-- WHAT THE EXERCISE ASKS --
Give back exactly the lines starting at the one with "Serialize everything readable" and ending at the last line of the data below. Pictures are not part of the copy.

-- RECORDS PROVIDED --
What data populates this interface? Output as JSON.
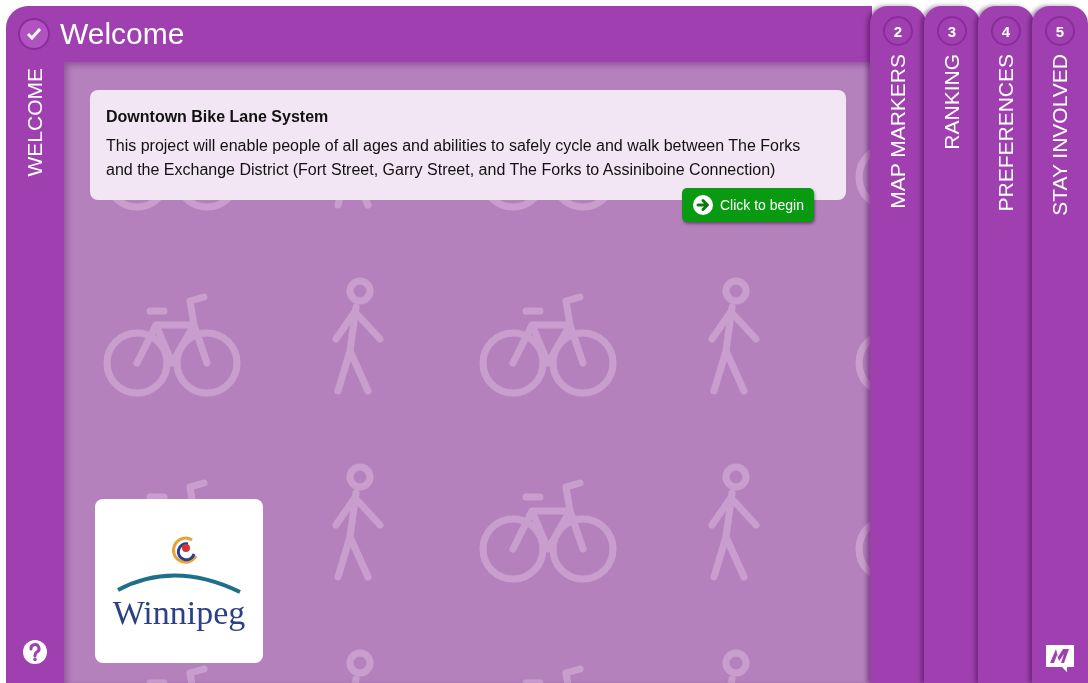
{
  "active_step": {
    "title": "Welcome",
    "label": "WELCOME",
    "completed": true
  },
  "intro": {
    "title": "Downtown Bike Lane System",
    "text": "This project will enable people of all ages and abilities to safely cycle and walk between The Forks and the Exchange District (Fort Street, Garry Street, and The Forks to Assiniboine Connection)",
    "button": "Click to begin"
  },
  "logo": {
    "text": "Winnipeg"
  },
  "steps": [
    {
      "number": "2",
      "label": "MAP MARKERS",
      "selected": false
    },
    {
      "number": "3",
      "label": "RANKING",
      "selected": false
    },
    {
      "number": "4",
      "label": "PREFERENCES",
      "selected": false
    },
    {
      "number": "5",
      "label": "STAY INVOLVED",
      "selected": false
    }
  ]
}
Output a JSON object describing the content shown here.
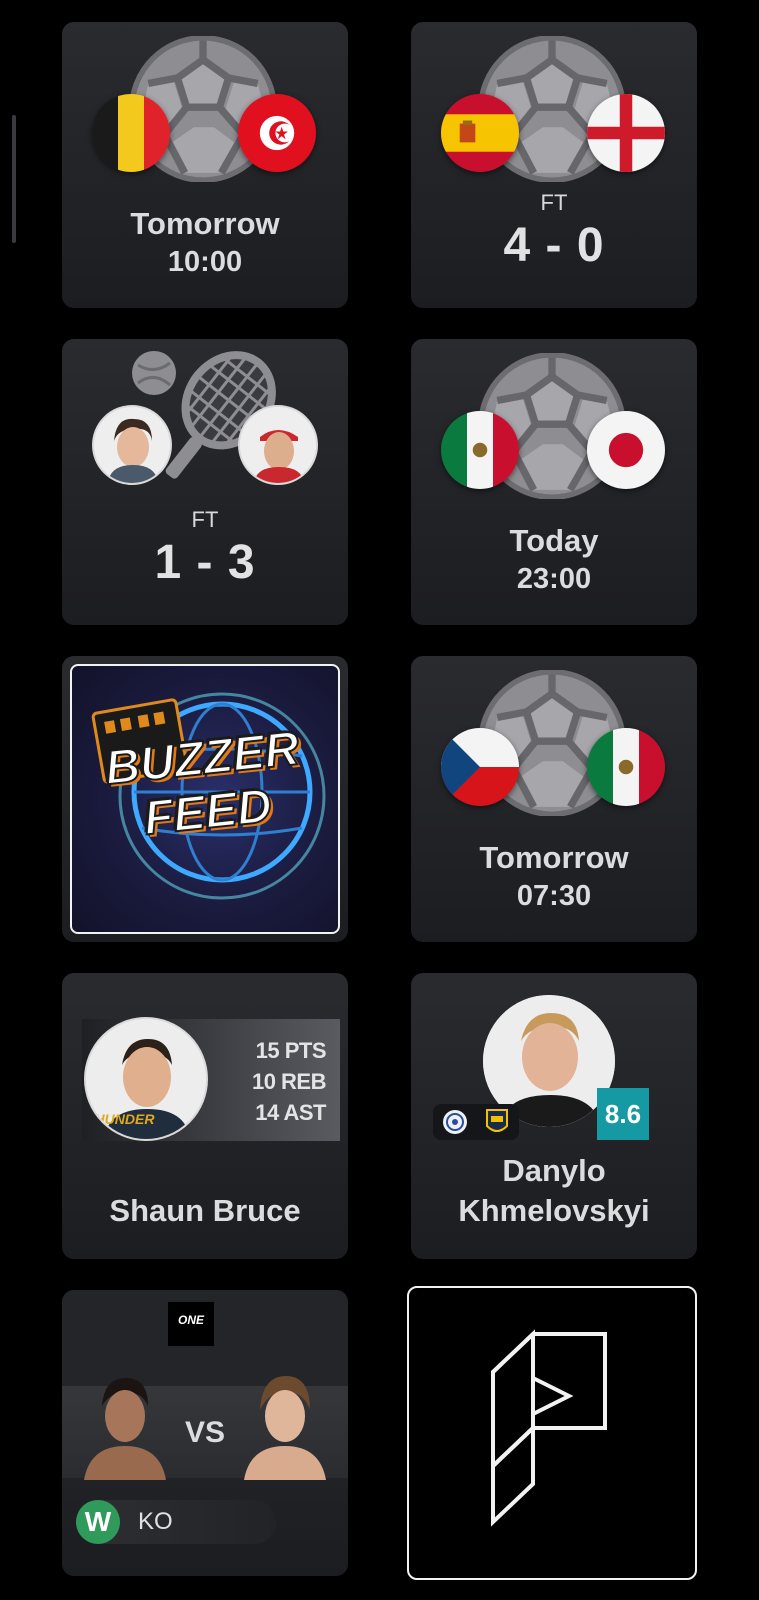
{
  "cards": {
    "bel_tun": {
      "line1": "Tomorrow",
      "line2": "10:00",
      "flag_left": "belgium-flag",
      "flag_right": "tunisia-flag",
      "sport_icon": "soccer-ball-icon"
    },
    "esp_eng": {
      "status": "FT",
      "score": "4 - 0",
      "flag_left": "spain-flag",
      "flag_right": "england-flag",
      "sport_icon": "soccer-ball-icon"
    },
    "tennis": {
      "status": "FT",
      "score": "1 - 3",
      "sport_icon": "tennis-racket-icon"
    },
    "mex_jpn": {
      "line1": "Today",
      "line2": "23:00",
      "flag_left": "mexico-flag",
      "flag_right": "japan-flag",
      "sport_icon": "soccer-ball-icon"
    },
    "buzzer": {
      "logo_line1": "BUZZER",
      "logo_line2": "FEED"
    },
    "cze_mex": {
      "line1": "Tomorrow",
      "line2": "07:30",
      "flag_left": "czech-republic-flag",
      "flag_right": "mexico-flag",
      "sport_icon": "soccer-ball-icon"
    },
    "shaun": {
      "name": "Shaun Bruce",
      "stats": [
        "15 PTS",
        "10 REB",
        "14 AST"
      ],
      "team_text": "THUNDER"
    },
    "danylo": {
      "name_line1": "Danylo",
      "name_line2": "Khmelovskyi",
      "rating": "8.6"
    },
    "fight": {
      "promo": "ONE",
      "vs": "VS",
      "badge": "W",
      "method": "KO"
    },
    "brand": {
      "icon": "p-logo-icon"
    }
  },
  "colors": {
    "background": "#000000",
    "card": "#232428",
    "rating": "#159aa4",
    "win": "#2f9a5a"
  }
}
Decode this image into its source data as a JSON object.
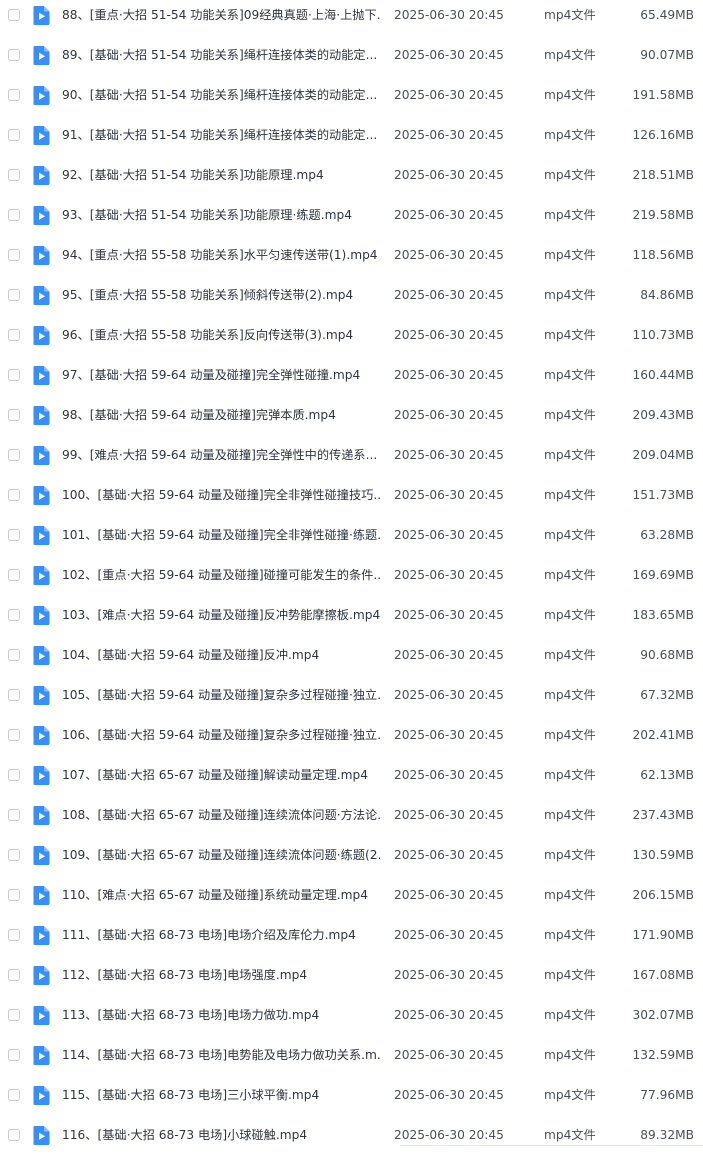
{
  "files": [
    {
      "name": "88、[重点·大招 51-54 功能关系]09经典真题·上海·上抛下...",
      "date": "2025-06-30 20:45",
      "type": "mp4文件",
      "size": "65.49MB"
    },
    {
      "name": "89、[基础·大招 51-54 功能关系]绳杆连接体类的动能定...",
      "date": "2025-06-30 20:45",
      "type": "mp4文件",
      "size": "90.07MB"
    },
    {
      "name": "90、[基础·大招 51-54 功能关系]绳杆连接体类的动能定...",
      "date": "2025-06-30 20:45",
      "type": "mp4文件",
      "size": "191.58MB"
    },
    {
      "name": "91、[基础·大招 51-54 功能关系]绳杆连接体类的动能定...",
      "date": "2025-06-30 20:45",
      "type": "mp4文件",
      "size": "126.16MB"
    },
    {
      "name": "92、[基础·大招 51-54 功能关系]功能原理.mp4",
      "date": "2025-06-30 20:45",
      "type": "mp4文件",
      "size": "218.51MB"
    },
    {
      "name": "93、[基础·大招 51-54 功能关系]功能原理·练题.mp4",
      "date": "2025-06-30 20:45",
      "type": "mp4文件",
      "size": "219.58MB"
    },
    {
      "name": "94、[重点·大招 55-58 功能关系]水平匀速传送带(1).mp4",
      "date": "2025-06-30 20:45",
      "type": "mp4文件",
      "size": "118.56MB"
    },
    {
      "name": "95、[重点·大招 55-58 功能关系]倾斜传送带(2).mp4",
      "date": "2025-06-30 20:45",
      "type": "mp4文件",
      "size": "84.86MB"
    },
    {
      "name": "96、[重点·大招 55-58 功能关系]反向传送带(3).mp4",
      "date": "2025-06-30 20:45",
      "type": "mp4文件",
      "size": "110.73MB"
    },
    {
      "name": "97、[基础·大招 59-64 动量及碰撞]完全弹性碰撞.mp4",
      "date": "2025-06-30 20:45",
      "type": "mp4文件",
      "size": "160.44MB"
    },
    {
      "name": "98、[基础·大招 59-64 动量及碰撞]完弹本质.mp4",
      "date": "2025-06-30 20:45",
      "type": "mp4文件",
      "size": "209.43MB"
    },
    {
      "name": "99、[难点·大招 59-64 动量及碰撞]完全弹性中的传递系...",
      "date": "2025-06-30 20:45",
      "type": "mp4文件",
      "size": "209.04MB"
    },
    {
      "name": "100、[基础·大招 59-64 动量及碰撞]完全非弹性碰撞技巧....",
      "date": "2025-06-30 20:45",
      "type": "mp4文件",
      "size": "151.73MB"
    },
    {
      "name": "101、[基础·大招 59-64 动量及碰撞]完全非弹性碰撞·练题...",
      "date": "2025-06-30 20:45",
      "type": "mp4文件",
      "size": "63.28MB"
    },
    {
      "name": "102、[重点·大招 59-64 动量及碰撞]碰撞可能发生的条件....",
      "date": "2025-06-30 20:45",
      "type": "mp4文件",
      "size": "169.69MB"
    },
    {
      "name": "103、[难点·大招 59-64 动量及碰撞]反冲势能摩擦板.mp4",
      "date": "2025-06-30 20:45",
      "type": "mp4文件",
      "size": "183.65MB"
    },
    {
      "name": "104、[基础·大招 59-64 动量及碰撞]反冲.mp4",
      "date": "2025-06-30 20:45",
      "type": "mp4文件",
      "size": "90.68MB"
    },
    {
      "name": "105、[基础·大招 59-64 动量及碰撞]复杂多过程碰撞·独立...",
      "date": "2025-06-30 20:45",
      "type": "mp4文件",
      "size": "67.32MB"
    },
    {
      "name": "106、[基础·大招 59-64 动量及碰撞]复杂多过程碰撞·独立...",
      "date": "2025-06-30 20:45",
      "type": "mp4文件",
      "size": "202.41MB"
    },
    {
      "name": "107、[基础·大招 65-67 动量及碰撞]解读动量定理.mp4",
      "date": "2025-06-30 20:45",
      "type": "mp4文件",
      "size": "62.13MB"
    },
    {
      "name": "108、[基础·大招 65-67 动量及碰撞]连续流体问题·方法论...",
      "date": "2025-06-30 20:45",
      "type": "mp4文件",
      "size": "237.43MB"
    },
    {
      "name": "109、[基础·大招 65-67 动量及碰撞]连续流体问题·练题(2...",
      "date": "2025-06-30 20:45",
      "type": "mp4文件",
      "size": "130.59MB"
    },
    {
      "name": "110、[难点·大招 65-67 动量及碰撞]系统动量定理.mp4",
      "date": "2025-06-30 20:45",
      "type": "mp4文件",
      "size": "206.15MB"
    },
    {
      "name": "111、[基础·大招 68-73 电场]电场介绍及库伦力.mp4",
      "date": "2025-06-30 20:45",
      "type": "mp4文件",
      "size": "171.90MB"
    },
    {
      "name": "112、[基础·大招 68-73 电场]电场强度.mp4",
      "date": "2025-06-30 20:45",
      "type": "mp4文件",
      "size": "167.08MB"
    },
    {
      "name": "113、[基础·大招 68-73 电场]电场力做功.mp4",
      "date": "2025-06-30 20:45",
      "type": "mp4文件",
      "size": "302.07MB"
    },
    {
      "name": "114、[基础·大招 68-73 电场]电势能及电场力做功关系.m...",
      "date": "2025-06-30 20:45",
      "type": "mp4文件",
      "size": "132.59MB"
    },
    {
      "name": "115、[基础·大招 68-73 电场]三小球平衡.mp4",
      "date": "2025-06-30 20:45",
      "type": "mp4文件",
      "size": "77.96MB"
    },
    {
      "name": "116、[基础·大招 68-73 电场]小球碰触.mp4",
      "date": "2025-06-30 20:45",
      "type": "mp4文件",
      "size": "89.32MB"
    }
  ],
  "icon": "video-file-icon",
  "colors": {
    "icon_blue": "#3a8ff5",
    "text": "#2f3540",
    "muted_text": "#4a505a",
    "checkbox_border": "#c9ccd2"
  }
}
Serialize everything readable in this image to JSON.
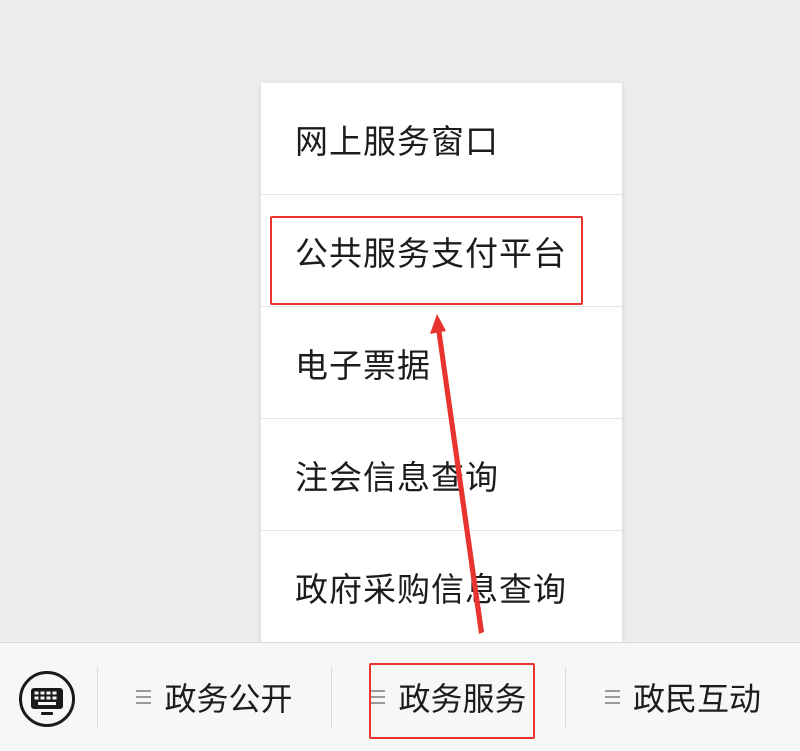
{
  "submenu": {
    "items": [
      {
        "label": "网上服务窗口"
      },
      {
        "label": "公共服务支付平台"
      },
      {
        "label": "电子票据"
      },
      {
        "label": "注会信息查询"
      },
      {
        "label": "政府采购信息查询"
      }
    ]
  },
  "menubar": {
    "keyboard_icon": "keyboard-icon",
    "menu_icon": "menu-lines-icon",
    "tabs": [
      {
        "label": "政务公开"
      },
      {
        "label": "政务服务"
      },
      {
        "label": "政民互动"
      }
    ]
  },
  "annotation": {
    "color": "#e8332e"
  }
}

-- RESPONSE TO THIS TASK --
Serialize everything readable in this image to JSON.
{
  "submenu": {
    "items": [
      {
        "label": "网上服务窗口"
      },
      {
        "label": "公共服务支付平台"
      },
      {
        "label": "电子票据"
      },
      {
        "label": "注会信息查询"
      },
      {
        "label": "政府采购信息查询"
      }
    ]
  },
  "menubar": {
    "keyboard_icon": "keyboard-icon",
    "menu_icon": "menu-lines-icon",
    "tabs": [
      {
        "label": "政务公开"
      },
      {
        "label": "政务服务"
      },
      {
        "label": "政民互动"
      }
    ]
  },
  "annotation": {
    "color": "#e8332e"
  }
}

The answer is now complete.